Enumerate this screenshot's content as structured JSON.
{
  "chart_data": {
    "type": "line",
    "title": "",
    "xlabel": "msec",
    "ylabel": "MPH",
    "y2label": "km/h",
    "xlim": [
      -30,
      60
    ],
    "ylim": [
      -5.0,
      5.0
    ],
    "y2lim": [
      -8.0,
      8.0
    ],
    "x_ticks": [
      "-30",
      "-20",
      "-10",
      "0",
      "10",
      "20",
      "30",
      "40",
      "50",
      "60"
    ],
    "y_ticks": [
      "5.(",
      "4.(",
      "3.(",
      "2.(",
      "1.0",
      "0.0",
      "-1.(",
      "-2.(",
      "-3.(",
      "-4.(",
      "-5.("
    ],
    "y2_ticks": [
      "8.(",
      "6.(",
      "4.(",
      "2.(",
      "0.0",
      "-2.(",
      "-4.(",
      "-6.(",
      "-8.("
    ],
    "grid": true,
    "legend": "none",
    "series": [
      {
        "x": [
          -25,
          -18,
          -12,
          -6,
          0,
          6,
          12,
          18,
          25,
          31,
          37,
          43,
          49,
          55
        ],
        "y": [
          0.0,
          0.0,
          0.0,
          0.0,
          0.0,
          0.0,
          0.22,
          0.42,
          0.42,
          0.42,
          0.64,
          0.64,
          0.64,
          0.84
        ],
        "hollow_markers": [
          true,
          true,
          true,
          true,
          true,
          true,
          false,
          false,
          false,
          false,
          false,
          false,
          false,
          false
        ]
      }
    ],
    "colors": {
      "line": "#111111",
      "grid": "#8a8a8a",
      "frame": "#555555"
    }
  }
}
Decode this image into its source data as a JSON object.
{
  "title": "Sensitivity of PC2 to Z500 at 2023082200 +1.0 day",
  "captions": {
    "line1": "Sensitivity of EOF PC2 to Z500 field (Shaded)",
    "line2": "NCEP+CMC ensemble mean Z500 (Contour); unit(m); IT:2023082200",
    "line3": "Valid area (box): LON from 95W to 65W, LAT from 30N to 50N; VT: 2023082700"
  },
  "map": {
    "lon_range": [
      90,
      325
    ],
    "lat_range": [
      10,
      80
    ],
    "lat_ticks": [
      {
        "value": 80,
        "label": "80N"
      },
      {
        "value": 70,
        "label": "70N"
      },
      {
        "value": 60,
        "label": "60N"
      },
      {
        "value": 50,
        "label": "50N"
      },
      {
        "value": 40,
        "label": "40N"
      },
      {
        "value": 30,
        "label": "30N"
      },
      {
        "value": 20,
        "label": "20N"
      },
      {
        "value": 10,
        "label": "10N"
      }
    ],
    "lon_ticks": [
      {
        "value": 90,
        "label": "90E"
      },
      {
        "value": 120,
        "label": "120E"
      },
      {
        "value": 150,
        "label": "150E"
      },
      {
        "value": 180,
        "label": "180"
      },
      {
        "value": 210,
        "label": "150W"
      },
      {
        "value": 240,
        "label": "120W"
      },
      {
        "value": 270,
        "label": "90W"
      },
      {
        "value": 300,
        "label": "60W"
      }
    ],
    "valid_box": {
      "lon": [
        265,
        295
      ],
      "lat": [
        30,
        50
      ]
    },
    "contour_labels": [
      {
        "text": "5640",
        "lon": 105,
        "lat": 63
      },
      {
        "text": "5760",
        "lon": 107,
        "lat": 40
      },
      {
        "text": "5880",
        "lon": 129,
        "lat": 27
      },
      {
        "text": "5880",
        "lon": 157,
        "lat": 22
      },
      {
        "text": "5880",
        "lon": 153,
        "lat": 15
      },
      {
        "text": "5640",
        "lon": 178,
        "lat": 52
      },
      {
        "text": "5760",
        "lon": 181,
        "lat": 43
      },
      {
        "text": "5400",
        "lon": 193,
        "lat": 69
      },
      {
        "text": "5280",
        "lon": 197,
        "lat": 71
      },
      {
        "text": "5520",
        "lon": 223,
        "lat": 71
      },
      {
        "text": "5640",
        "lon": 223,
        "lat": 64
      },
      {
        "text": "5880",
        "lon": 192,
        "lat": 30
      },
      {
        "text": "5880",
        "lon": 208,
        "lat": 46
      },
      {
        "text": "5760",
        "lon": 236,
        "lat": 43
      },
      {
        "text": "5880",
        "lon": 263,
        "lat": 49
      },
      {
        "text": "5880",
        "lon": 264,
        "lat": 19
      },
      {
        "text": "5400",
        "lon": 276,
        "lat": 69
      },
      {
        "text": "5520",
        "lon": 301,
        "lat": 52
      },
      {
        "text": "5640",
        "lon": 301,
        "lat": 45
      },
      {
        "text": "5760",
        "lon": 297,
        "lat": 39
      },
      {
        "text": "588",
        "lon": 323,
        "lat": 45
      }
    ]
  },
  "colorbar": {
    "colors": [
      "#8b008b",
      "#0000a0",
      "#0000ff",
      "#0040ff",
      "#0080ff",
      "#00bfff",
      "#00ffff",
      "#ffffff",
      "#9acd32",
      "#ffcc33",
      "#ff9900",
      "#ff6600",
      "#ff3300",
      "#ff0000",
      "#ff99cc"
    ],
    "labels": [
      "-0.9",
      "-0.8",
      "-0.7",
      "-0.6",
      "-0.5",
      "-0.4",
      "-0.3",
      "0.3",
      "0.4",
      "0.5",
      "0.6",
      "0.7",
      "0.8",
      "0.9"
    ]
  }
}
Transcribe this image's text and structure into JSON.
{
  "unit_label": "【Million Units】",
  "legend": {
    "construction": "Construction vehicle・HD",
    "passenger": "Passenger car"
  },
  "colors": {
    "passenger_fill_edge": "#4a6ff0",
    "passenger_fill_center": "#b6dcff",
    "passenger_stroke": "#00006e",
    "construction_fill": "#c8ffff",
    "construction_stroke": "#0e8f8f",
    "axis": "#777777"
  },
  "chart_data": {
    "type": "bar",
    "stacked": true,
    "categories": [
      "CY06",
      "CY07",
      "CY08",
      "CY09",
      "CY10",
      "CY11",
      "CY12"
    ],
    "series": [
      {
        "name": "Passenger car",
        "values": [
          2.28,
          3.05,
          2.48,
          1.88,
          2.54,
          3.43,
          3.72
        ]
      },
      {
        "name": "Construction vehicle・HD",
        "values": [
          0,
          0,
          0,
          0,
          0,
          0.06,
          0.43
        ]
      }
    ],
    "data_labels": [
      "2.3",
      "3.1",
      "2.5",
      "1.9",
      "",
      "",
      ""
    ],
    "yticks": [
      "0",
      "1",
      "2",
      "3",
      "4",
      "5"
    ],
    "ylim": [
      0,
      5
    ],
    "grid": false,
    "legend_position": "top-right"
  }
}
════════════════
■ **What the task asks**
Write out every entry word for word.

■ **Written solution**
Enumerate this screenshot's content as structured JSON.
{
  "chart_data": {
    "type": "line",
    "title": "",
    "xlabel": "msec",
    "ylabel": "MPH",
    "y2label": "km/h",
    "xlim": [
      -30,
      60
    ],
    "ylim": [
      -5.0,
      5.0
    ],
    "y2lim": [
      -8.0,
      8.0
    ],
    "x_ticks": [
      "-30",
      "-20",
      "-10",
      "0",
      "10",
      "20",
      "30",
      "40",
      "50",
      "60"
    ],
    "y_ticks": [
      "5.(",
      "4.(",
      "3.(",
      "2.(",
      "1.0",
      "0.0",
      "-1.(",
      "-2.(",
      "-3.(",
      "-4.(",
      "-5.("
    ],
    "y2_ticks": [
      "8.(",
      "6.(",
      "4.(",
      "2.(",
      "0.0",
      "-2.(",
      "-4.(",
      "-6.(",
      "-8.("
    ],
    "grid": true,
    "legend": "none",
    "series": [
      {
        "x": [
          -25,
          -18,
          -12,
          -6,
          0,
          6,
          12,
          18,
          25,
          31,
          37,
          43,
          49,
          55
        ],
        "y": [
          0.0,
          0.0,
          0.0,
          0.0,
          0.0,
          0.0,
          0.22,
          0.42,
          0.42,
          0.42,
          0.64,
          0.64,
          0.64,
          0.84
        ],
        "hollow_markers": [
          true,
          true,
          true,
          true,
          true,
          true,
          false,
          false,
          false,
          false,
          false,
          false,
          false,
          false
        ]
      }
    ],
    "colors": {
      "line": "#111111",
      "grid": "#8a8a8a",
      "frame": "#555555"
    }
  }
}
Decode this image into its source data as a JSON object.
{
  "title": "Sensitivity of PC2 to Z500 at 2023082200 +1.0 day",
  "captions": {
    "line1": "Sensitivity of EOF PC2 to Z500 field (Shaded)",
    "line2": "NCEP+CMC ensemble mean Z500 (Contour); unit(m); IT:2023082200",
    "line3": "Valid area (box): LON from 95W to 65W, LAT from 30N to 50N; VT: 2023082700"
  },
  "map": {
    "lon_range": [
      90,
      325
    ],
    "lat_range": [
      10,
      80
    ],
    "lat_ticks": [
      {
        "value": 80,
        "label": "80N"
      },
      {
        "value": 70,
        "label": "70N"
      },
      {
        "value": 60,
        "label": "60N"
      },
      {
        "value": 50,
        "label": "50N"
      },
      {
        "value": 40,
        "label": "40N"
      },
      {
        "value": 30,
        "label": "30N"
      },
      {
        "value": 20,
        "label": "20N"
      },
      {
        "value": 10,
        "label": "10N"
      }
    ],
    "lon_ticks": [
      {
        "value": 90,
        "label": "90E"
      },
      {
        "value": 120,
        "label": "120E"
      },
      {
        "value": 150,
        "label": "150E"
      },
      {
        "value": 180,
        "label": "180"
      },
      {
        "value": 210,
        "label": "150W"
      },
      {
        "value": 240,
        "label": "120W"
      },
      {
        "value": 270,
        "label": "90W"
      },
      {
        "value": 300,
        "label": "60W"
      }
    ],
    "valid_box": {
      "lon": [
        265,
        295
      ],
      "lat": [
        30,
        50
      ]
    },
    "contour_labels": [
      {
        "text": "5640",
        "lon": 105,
        "lat": 63
      },
      {
        "text": "5760",
        "lon": 107,
        "lat": 40
      },
      {
        "text": "5880",
        "lon": 129,
        "lat": 27
      },
      {
        "text": "5880",
        "lon": 157,
        "lat": 22
      },
      {
        "text": "5880",
        "lon": 153,
        "lat": 15
      },
      {
        "text": "5640",
        "lon": 178,
        "lat": 52
      },
      {
        "text": "5760",
        "lon": 181,
        "lat": 43
      },
      {
        "text": "5400",
        "lon": 193,
        "lat": 69
      },
      {
        "text": "5280",
        "lon": 197,
        "lat": 71
      },
      {
        "text": "5520",
        "lon": 223,
        "lat": 71
      },
      {
        "text": "5640",
        "lon": 223,
        "lat": 64
      },
      {
        "text": "5880",
        "lon": 192,
        "lat": 30
      },
      {
        "text": "5880",
        "lon": 208,
        "lat": 46
      },
      {
        "text": "5760",
        "lon": 236,
        "lat": 43
      },
      {
        "text": "5880",
        "lon": 263,
        "lat": 49
      },
      {
        "text": "5880",
        "lon": 264,
        "lat": 19
      },
      {
        "text": "5400",
        "lon": 276,
        "lat": 69
      },
      {
        "text": "5520",
        "lon": 301,
        "lat": 52
      },
      {
        "text": "5640",
        "lon": 301,
        "lat": 45
      },
      {
        "text": "5760",
        "lon": 297,
        "lat": 39
      },
      {
        "text": "588",
        "lon": 323,
        "lat": 45
      }
    ]
  },
  "colorbar": {
    "colors": [
      "#8b008b",
      "#0000a0",
      "#0000ff",
      "#0040ff",
      "#0080ff",
      "#00bfff",
      "#00ffff",
      "#ffffff",
      "#9acd32",
      "#ffcc33",
      "#ff9900",
      "#ff6600",
      "#ff3300",
      "#ff0000",
      "#ff99cc"
    ],
    "labels": [
      "-0.9",
      "-0.8",
      "-0.7",
      "-0.6",
      "-0.5",
      "-0.4",
      "-0.3",
      "0.3",
      "0.4",
      "0.5",
      "0.6",
      "0.7",
      "0.8",
      "0.9"
    ]
  }
}
Transcribe this image's text and structure into JSON.
{
  "unit_label": "【Million Units】",
  "legend": {
    "construction": "Construction vehicle・HD",
    "passenger": "Passenger car"
  },
  "colors": {
    "passenger_fill_edge": "#4a6ff0",
    "passenger_fill_center": "#b6dcff",
    "passenger_stroke": "#00006e",
    "construction_fill": "#c8ffff",
    "construction_stroke": "#0e8f8f",
    "axis": "#777777"
  },
  "chart_data": {
    "type": "bar",
    "stacked": true,
    "categories": [
      "CY06",
      "CY07",
      "CY08",
      "CY09",
      "CY10",
      "CY11",
      "CY12"
    ],
    "series": [
      {
        "name": "Passenger car",
        "values": [
          2.28,
          3.05,
          2.48,
          1.88,
          2.54,
          3.43,
          3.72
        ]
      },
      {
        "name": "Construction vehicle・HD",
        "values": [
          0,
          0,
          0,
          0,
          0,
          0.06,
          0.43
        ]
      }
    ],
    "data_labels": [
      "2.3",
      "3.1",
      "2.5",
      "1.9",
      "",
      "",
      ""
    ],
    "yticks": [
      "0",
      "1",
      "2",
      "3",
      "4",
      "5"
    ],
    "ylim": [
      0,
      5
    ],
    "grid": false,
    "legend_position": "top-right"
  }
}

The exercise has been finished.